**WORK TO BE COMPLETED**:
Without including any images, repeat the data exactly.

**SUPPLIED MATERIAL**:
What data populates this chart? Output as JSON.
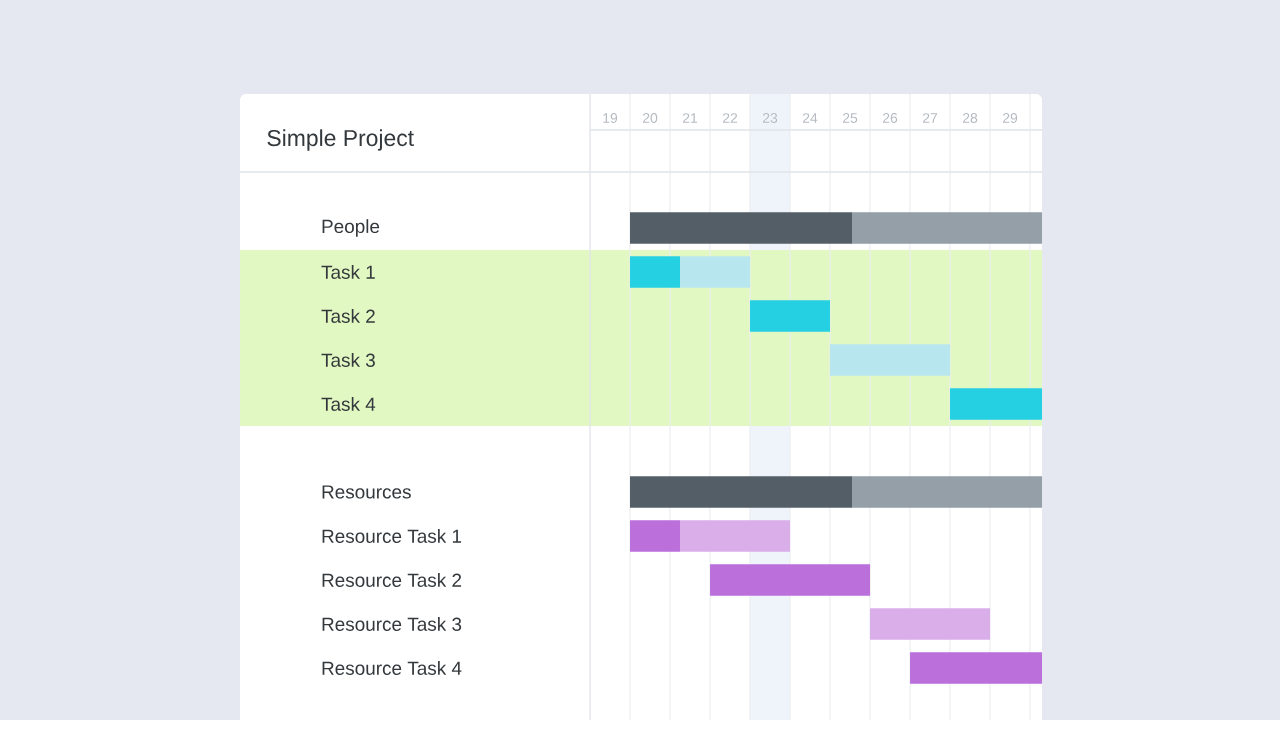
{
  "chart_data": {
    "type": "bar",
    "orientation": "horizontal",
    "title": "Simple Project",
    "categories": [
      "People",
      "Task 1",
      "Task 2",
      "Task 3",
      "Task 4",
      null,
      "Resources",
      "Resource Task 1",
      "Resource Task 2",
      "Resource Task 3",
      "Resource Task 4"
    ],
    "series": [
      {
        "colors": [
          "#545e66",
          "#26d0e3",
          "#26d0e3",
          "#26d0e3",
          "#26d0e3",
          "#545e66",
          "#545e66",
          "#bb6fdb",
          "#bb6fdb",
          "#bb6fdb",
          "#bb6fdb"
        ],
        "base": [
          19.5,
          19.5,
          22.5,
          null,
          27.5,
          null,
          19.5,
          19.5,
          21.5,
          null,
          26.5
        ],
        "values": [
          5.55,
          1.25,
          2,
          null,
          2.3,
          null,
          5.55,
          1.25,
          4,
          null,
          3.3
        ]
      },
      {
        "colors": [
          "#959fa7",
          "#b8e6ee",
          "#b8e6ee",
          "#b8e6ee",
          "#b8e6ee",
          "#959fa7",
          "#959fa7",
          "#d9aee9",
          "#d9aee9",
          "#d9aee9",
          "#d9aee9"
        ],
        "base": [
          25.05,
          20.75,
          null,
          24.5,
          null,
          null,
          25.05,
          20.75,
          null,
          25.5,
          null
        ],
        "values": [
          4.75,
          1.75,
          null,
          3,
          null,
          null,
          4.75,
          2.75,
          null,
          3,
          null
        ]
      }
    ],
    "xlim": [
      18.5,
      29.8
    ],
    "xticks": [
      19,
      20,
      21,
      22,
      23,
      24,
      25,
      26,
      27,
      28,
      29
    ],
    "grid": "x",
    "bands": [
      {
        "axis": "x",
        "from": 22.5,
        "to": 23.5,
        "color": "#eef4fa"
      },
      {
        "axis": "y",
        "from": "Task 1",
        "to": "Task 4",
        "color": "#e2f8c2"
      }
    ]
  }
}
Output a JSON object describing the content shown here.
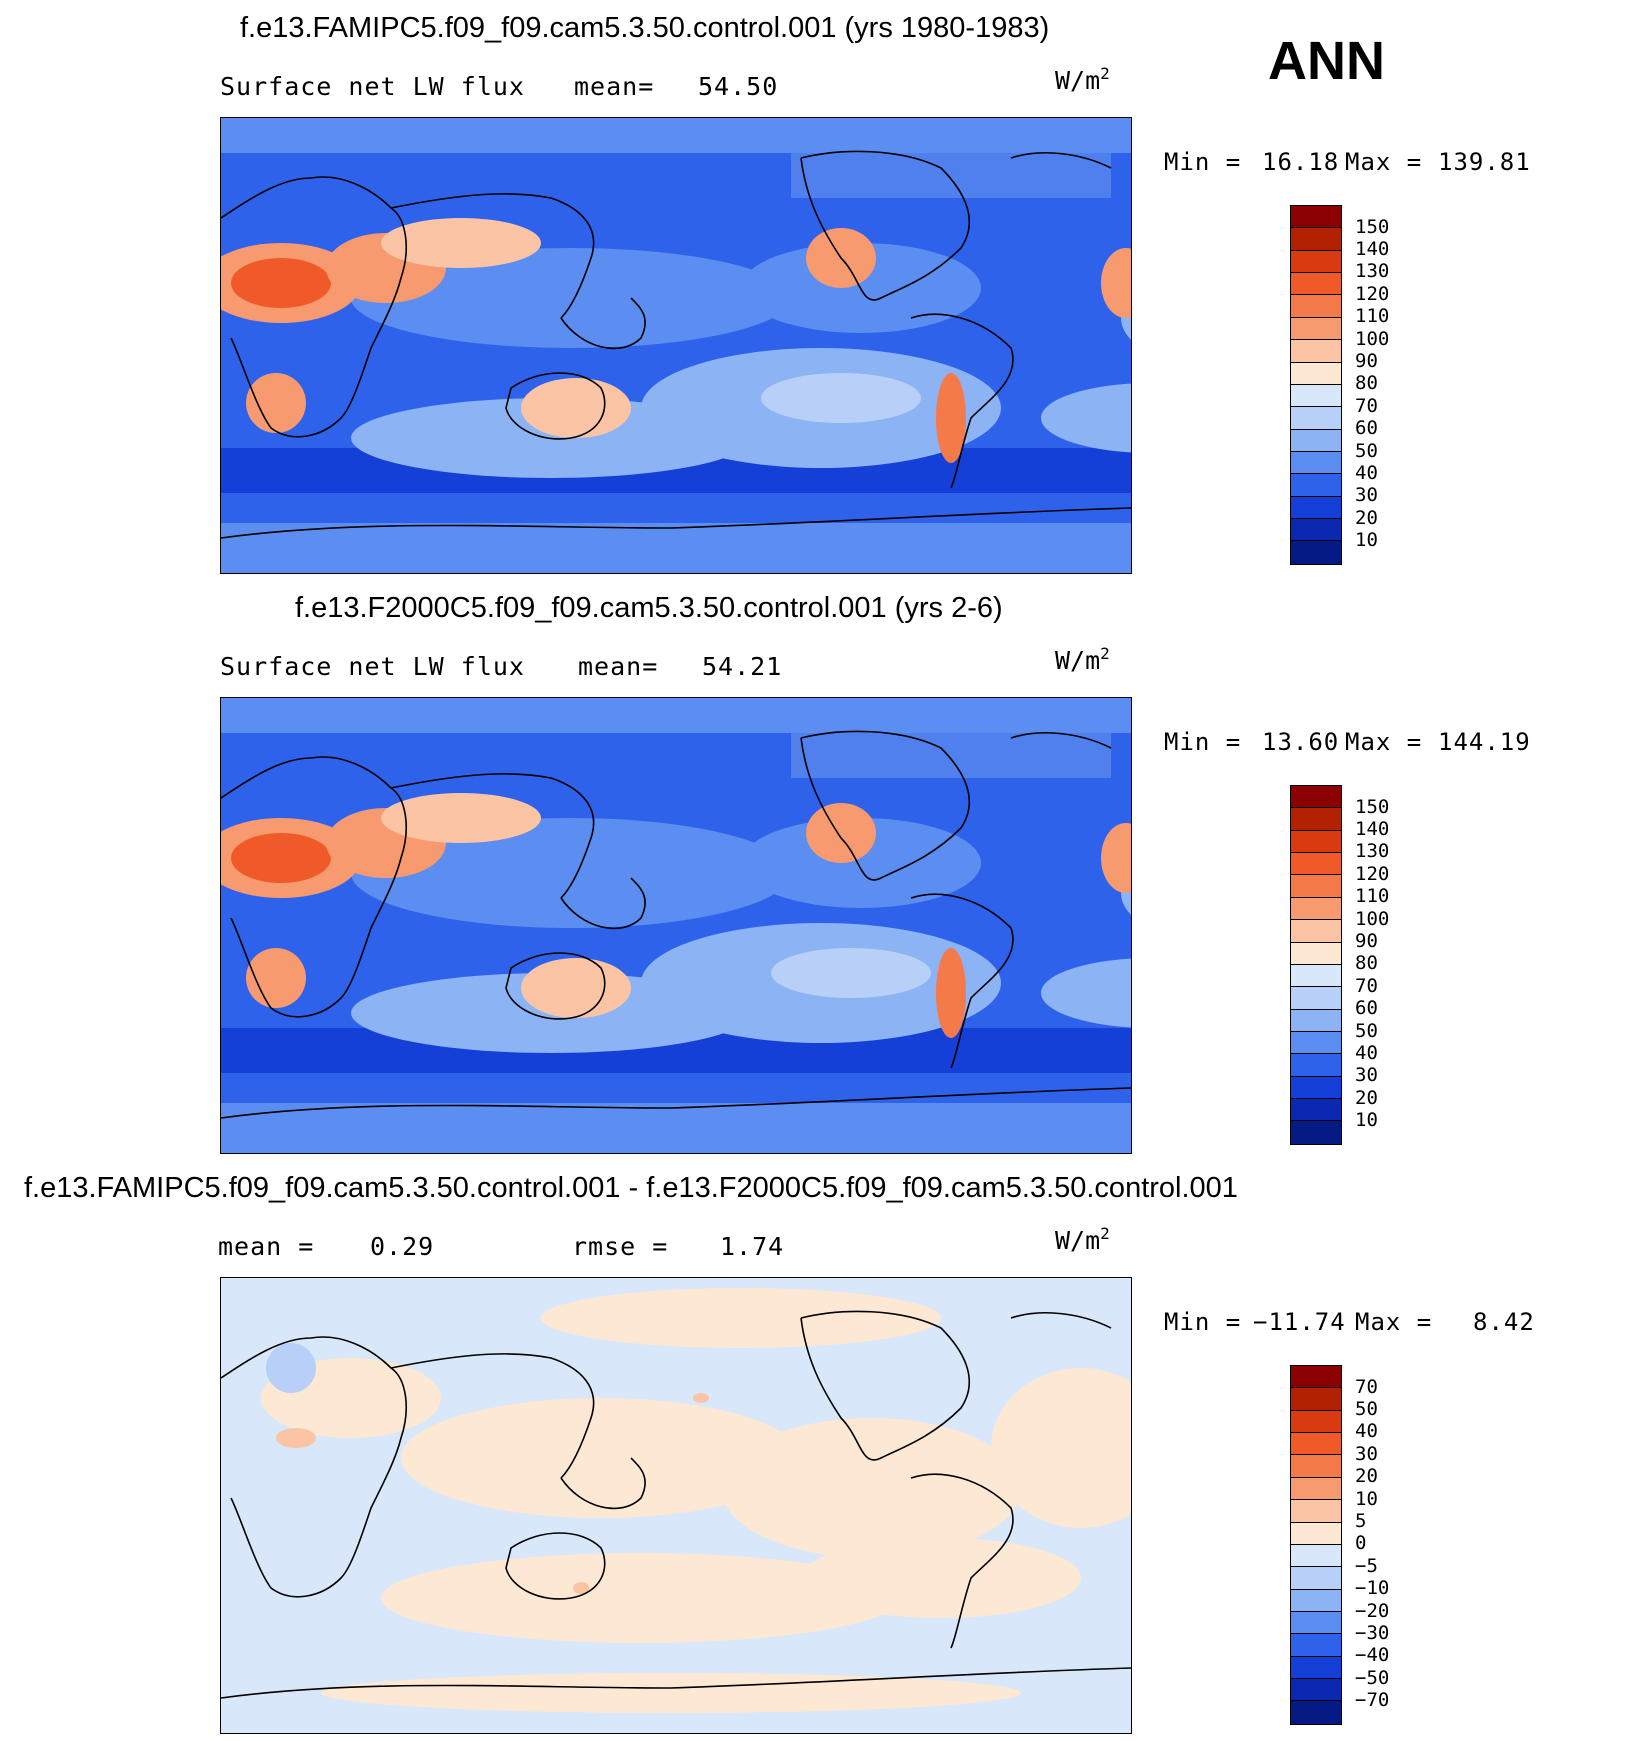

**SOLUTION TO THIS TASK**:
What data populates this chart? Output as JSON.
{
  "chart_data": {
    "type": "bar",
    "orientation": "horizontal",
    "title": "Simple Project",
    "categories": [
      "People",
      "Task 1",
      "Task 2",
      "Task 3",
      "Task 4",
      null,
      "Resources",
      "Resource Task 1",
      "Resource Task 2",
      "Resource Task 3",
      "Resource Task 4"
    ],
    "series": [
      {
        "colors": [
          "#545e66",
          "#26d0e3",
          "#26d0e3",
          "#26d0e3",
          "#26d0e3",
          "#545e66",
          "#545e66",
          "#bb6fdb",
          "#bb6fdb",
          "#bb6fdb",
          "#bb6fdb"
        ],
        "base": [
          19.5,
          19.5,
          22.5,
          null,
          27.5,
          null,
          19.5,
          19.5,
          21.5,
          null,
          26.5
        ],
        "values": [
          5.55,
          1.25,
          2,
          null,
          2.3,
          null,
          5.55,
          1.25,
          4,
          null,
          3.3
        ]
      },
      {
        "colors": [
          "#959fa7",
          "#b8e6ee",
          "#b8e6ee",
          "#b8e6ee",
          "#b8e6ee",
          "#959fa7",
          "#959fa7",
          "#d9aee9",
          "#d9aee9",
          "#d9aee9",
          "#d9aee9"
        ],
        "base": [
          25.05,
          20.75,
          null,
          24.5,
          null,
          null,
          25.05,
          20.75,
          null,
          25.5,
          null
        ],
        "values": [
          4.75,
          1.75,
          null,
          3,
          null,
          null,
          4.75,
          2.75,
          null,
          3,
          null
        ]
      }
    ],
    "xlim": [
      18.5,
      29.8
    ],
    "xticks": [
      19,
      20,
      21,
      22,
      23,
      24,
      25,
      26,
      27,
      28,
      29
    ],
    "grid": "x",
    "bands": [
      {
        "axis": "x",
        "from": 22.5,
        "to": 23.5,
        "color": "#eef4fa"
      },
      {
        "axis": "y",
        "from": "Task 1",
        "to": "Task 4",
        "color": "#e2f8c2"
      }
    ]
  }
}
Output a JSON object describing the content shown here.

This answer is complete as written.